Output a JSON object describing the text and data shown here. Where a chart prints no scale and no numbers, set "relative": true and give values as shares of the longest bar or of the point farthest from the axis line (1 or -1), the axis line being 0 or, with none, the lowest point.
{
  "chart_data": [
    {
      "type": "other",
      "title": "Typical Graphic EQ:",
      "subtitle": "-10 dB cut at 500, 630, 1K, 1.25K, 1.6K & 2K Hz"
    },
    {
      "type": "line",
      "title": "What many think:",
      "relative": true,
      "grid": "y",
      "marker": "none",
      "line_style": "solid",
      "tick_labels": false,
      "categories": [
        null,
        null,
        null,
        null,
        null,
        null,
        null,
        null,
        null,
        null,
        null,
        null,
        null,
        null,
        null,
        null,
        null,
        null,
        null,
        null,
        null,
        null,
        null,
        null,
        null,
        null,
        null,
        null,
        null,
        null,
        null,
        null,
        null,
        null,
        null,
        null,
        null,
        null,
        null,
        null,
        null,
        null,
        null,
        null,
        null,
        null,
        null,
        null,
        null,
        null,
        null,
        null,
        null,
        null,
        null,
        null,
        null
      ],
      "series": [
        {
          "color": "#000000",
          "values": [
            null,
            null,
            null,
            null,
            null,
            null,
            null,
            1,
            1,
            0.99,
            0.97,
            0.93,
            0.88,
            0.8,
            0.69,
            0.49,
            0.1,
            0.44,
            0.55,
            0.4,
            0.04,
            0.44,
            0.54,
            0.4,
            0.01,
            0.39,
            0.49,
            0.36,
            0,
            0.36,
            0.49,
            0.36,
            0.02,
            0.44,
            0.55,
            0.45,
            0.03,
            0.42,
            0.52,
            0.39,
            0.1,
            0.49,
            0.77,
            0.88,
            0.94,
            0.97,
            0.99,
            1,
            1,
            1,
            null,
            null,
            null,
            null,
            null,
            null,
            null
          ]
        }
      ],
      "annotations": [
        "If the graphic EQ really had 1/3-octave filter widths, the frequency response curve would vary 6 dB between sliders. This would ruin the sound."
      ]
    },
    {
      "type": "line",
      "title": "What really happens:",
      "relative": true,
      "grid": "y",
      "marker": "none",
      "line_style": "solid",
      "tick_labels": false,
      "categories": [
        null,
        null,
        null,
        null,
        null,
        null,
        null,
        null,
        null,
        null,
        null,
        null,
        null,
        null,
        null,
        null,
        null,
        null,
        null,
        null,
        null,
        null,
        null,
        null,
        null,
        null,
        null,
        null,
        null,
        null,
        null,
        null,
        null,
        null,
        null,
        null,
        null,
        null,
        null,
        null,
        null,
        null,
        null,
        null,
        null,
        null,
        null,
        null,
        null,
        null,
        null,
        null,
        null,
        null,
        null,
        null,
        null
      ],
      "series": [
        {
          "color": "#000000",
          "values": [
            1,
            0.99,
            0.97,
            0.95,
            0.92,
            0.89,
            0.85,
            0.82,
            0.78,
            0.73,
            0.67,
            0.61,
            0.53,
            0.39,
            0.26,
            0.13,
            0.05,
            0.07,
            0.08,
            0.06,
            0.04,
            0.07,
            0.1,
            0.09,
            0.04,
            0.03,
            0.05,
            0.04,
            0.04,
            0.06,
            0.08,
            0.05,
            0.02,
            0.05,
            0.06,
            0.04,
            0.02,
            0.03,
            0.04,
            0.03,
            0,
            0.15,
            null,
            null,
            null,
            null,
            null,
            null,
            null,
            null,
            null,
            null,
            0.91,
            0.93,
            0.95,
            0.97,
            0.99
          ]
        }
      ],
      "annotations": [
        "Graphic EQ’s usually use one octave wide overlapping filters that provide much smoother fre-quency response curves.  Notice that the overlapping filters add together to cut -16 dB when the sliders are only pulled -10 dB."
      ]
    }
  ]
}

**WORK TO DO**. Exact copies of all the records are required.

**WRITTEN REPLY**.
Output a JSON object describing the text and data shown here. Where a chart prints no scale and no numbers, set "relative": true and give values as shares of the longest bar or of the point farthest from the axis line (1 or -1), the axis line being 0 or, with none, the lowest point.
{
  "chart_data": [
    {
      "type": "other",
      "title": "Typical Graphic EQ:",
      "subtitle": "-10 dB cut at 500, 630, 1K, 1.25K, 1.6K & 2K Hz"
    },
    {
      "type": "line",
      "title": "What many think:",
      "relative": true,
      "grid": "y",
      "marker": "none",
      "line_style": "solid",
      "tick_labels": false,
      "categories": [
        null,
        null,
        null,
        null,
        null,
        null,
        null,
        null,
        null,
        null,
        null,
        null,
        null,
        null,
        null,
        null,
        null,
        null,
        null,
        null,
        null,
        null,
        null,
        null,
        null,
        null,
        null,
        null,
        null,
        null,
        null,
        null,
        null,
        null,
        null,
        null,
        null,
        null,
        null,
        null,
        null,
        null,
        null,
        null,
        null,
        null,
        null,
        null,
        null,
        null,
        null,
        null,
        null,
        null,
        null,
        null,
        null
      ],
      "series": [
        {
          "color": "#000000",
          "values": [
            null,
            null,
            null,
            null,
            null,
            null,
            null,
            1,
            1,
            0.99,
            0.97,
            0.93,
            0.88,
            0.8,
            0.69,
            0.49,
            0.1,
            0.44,
            0.55,
            0.4,
            0.04,
            0.44,
            0.54,
            0.4,
            0.01,
            0.39,
            0.49,
            0.36,
            0,
            0.36,
            0.49,
            0.36,
            0.02,
            0.44,
            0.55,
            0.45,
            0.03,
            0.42,
            0.52,
            0.39,
            0.1,
            0.49,
            0.77,
            0.88,
            0.94,
            0.97,
            0.99,
            1,
            1,
            1,
            null,
            null,
            null,
            null,
            null,
            null,
            null
          ]
        }
      ],
      "annotations": [
        "If the graphic EQ really had 1/3-octave filter widths, the frequency response curve would vary 6 dB between sliders. This would ruin the sound."
      ]
    },
    {
      "type": "line",
      "title": "What really happens:",
      "relative": true,
      "grid": "y",
      "marker": "none",
      "line_style": "solid",
      "tick_labels": false,
      "categories": [
        null,
        null,
        null,
        null,
        null,
        null,
        null,
        null,
        null,
        null,
        null,
        null,
        null,
        null,
        null,
        null,
        null,
        null,
        null,
        null,
        null,
        null,
        null,
        null,
        null,
        null,
        null,
        null,
        null,
        null,
        null,
        null,
        null,
        null,
        null,
        null,
        null,
        null,
        null,
        null,
        null,
        null,
        null,
        null,
        null,
        null,
        null,
        null,
        null,
        null,
        null,
        null,
        null,
        null,
        null,
        null,
        null
      ],
      "series": [
        {
          "color": "#000000",
          "values": [
            1,
            0.99,
            0.97,
            0.95,
            0.92,
            0.89,
            0.85,
            0.82,
            0.78,
            0.73,
            0.67,
            0.61,
            0.53,
            0.39,
            0.26,
            0.13,
            0.05,
            0.07,
            0.08,
            0.06,
            0.04,
            0.07,
            0.1,
            0.09,
            0.04,
            0.03,
            0.05,
            0.04,
            0.04,
            0.06,
            0.08,
            0.05,
            0.02,
            0.05,
            0.06,
            0.04,
            0.02,
            0.03,
            0.04,
            0.03,
            0,
            0.15,
            null,
            null,
            null,
            null,
            null,
            null,
            null,
            null,
            null,
            null,
            0.91,
            0.93,
            0.95,
            0.97,
            0.99
          ]
        }
      ],
      "annotations": [
        "Graphic EQ’s usually use one octave wide overlapping filters that provide much smoother fre-quency response curves.  Notice that the overlapping filters add together to cut -16 dB when the sliders are only pulled -10 dB."
      ]
    }
  ]
}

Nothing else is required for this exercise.